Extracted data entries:
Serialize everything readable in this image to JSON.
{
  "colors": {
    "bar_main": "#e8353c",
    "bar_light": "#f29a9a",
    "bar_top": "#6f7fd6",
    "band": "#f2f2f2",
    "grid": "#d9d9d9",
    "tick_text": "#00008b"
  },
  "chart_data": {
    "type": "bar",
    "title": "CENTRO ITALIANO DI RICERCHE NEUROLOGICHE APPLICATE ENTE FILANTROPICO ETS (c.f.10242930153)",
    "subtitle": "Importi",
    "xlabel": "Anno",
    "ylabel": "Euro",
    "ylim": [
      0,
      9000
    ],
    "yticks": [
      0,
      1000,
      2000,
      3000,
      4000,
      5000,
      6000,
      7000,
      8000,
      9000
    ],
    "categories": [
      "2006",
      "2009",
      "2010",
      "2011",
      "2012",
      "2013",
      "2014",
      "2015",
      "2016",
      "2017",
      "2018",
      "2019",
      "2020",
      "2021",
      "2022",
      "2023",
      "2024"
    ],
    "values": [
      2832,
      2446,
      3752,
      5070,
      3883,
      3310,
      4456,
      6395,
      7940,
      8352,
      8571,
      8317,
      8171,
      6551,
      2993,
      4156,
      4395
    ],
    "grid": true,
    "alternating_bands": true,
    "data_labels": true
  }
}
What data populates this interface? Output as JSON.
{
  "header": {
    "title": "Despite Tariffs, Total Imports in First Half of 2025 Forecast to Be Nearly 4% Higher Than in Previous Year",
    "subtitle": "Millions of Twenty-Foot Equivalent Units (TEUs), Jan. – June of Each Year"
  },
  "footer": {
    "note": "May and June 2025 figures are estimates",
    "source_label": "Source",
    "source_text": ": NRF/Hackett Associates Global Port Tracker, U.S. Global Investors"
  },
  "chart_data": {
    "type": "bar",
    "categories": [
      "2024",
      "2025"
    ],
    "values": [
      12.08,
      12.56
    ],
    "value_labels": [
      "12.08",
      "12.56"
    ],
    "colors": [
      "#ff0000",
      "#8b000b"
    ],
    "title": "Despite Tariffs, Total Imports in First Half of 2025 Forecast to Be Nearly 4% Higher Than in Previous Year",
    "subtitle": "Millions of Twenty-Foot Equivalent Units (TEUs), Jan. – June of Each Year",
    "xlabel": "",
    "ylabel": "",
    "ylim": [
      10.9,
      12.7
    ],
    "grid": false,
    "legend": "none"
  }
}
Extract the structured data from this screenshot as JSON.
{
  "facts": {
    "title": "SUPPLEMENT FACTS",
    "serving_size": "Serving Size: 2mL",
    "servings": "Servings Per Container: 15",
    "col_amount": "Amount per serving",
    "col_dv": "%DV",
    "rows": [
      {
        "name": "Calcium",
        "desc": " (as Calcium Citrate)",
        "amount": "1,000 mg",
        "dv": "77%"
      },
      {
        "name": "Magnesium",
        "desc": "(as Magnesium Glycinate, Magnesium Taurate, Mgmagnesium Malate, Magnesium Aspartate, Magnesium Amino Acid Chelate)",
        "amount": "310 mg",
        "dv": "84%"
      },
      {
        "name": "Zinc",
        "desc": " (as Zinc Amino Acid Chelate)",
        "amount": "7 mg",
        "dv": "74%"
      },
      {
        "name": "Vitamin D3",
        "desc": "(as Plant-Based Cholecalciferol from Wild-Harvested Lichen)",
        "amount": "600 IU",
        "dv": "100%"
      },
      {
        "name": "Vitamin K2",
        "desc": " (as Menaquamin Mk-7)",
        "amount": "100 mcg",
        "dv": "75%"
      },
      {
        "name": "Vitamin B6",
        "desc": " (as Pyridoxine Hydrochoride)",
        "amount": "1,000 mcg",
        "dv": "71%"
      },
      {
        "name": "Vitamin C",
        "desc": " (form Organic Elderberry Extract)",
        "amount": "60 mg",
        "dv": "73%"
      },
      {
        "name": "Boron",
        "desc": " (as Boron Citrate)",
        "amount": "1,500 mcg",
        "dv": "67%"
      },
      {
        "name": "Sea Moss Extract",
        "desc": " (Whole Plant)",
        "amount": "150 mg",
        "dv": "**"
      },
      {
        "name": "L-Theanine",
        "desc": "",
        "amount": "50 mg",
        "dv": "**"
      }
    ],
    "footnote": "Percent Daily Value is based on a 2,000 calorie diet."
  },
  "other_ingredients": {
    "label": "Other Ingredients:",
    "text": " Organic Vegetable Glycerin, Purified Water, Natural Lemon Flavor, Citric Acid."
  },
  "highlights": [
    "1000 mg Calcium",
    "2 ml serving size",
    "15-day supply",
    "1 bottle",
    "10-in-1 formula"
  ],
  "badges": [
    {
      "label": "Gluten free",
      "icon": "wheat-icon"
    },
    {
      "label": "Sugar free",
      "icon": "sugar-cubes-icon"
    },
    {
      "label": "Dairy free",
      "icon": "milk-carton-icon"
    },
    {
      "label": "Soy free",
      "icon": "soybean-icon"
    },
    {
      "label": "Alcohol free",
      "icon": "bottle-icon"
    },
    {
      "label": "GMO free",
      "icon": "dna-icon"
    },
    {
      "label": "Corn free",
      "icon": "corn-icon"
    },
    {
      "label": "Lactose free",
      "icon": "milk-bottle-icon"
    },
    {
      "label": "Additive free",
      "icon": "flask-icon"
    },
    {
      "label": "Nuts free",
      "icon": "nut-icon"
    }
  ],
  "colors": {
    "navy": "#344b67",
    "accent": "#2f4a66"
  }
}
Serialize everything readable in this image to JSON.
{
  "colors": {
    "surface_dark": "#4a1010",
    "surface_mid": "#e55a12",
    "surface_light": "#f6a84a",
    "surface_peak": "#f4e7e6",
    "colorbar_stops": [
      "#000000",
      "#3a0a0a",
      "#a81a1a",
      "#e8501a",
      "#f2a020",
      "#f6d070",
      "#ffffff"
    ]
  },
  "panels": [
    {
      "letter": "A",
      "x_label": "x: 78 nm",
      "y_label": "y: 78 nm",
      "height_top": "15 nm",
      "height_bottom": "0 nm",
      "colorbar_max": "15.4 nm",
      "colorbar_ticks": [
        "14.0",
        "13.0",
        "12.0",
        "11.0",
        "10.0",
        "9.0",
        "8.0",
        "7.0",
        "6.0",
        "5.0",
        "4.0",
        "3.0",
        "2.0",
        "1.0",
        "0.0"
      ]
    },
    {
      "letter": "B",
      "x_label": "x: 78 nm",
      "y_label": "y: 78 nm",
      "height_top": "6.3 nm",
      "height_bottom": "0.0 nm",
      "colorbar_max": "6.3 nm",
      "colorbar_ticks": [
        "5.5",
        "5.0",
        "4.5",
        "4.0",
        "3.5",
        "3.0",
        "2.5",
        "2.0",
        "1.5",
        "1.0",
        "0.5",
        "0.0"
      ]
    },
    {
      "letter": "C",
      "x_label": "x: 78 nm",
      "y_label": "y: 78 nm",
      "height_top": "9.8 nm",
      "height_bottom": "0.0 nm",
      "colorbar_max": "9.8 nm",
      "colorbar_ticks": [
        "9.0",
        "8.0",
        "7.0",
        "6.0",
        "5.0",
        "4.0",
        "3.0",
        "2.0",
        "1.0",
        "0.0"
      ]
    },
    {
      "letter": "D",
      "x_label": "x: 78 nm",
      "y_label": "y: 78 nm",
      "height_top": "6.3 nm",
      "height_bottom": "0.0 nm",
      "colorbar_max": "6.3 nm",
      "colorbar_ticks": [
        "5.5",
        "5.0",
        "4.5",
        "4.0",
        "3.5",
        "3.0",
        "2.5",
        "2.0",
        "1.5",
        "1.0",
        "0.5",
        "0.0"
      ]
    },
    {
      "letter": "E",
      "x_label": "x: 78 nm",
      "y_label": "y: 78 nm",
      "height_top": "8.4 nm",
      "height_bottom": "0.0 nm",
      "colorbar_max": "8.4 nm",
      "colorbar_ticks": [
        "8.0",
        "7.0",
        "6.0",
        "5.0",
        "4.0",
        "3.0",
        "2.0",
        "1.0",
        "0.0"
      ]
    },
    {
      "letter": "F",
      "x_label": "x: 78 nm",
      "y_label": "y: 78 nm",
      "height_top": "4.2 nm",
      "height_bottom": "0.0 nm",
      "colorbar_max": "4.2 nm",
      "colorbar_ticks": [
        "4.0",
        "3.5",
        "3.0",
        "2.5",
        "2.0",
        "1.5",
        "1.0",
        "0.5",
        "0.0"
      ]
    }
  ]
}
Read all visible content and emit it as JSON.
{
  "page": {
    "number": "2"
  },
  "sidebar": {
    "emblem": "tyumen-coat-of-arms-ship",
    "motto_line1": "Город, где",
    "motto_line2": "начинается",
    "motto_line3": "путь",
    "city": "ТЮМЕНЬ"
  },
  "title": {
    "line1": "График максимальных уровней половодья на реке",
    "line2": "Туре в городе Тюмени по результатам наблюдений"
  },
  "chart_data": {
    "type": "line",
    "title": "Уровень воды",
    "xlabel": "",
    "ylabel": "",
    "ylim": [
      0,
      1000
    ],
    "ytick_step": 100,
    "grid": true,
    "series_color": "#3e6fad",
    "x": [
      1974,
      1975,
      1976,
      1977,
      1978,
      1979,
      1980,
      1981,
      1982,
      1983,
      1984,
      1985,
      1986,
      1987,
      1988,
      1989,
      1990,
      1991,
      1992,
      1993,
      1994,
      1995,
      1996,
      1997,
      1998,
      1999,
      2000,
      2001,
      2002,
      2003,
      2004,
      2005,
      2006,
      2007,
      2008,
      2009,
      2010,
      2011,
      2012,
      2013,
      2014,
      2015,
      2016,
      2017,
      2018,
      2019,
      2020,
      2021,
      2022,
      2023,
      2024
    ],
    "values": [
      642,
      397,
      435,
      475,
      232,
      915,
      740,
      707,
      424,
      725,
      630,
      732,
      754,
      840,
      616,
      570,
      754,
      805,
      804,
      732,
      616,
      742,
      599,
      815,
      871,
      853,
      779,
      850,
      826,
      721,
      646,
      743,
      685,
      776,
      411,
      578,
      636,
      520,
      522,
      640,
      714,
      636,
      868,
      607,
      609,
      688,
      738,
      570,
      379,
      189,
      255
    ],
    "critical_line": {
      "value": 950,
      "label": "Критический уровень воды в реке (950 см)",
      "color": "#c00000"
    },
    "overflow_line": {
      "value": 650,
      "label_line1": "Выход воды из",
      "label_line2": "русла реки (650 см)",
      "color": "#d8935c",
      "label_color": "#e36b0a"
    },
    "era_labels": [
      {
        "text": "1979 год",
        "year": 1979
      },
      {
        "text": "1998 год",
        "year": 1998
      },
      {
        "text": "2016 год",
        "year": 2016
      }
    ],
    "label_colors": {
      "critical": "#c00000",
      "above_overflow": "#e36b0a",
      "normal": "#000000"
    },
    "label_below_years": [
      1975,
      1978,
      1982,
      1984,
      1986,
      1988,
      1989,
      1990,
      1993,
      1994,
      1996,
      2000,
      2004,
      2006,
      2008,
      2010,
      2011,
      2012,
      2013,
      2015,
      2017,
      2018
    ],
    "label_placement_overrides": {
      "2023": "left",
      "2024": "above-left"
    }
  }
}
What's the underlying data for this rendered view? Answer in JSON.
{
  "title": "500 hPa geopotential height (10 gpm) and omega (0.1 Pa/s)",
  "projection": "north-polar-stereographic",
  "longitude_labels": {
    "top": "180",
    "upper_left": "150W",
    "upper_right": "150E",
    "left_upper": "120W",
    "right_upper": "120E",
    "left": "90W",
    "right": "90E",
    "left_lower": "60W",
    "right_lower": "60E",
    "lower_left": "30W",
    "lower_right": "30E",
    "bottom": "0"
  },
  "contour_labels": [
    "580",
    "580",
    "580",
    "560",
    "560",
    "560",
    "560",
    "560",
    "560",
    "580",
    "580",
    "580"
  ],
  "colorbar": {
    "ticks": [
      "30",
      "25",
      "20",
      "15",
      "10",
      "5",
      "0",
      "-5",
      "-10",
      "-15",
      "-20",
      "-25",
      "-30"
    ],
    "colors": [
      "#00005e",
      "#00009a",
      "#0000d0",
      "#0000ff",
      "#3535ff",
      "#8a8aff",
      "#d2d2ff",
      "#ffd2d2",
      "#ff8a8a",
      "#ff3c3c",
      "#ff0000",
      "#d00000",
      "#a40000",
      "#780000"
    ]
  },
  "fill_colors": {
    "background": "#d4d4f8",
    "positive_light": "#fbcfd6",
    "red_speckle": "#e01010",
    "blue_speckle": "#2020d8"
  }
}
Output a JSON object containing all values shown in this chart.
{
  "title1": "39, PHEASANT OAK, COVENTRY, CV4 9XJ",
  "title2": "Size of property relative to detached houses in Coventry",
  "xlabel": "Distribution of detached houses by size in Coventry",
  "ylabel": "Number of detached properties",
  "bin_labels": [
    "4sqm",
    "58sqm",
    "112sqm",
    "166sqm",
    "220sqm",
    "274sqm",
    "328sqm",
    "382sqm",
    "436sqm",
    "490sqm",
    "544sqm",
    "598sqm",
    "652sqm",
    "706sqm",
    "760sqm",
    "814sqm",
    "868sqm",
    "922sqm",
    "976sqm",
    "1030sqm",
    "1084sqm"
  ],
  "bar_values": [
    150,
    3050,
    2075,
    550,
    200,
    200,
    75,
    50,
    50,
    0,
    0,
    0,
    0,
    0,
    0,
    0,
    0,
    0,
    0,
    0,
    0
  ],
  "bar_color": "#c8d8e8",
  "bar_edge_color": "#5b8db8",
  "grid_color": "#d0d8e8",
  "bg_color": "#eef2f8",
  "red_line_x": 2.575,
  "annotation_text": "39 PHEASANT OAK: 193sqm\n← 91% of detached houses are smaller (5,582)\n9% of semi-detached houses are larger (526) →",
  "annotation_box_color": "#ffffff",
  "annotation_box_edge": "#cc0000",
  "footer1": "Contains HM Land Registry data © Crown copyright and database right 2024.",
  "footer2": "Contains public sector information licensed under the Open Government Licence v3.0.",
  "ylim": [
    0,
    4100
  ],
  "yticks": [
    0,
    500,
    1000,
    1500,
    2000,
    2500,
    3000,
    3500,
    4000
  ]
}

Prompt:
Copy each line holding the word "bottle" from the listing above.

Task answer:
    "1 bottle",
      "icon": "bottle-icon"
      "icon": "milk-bottle-icon"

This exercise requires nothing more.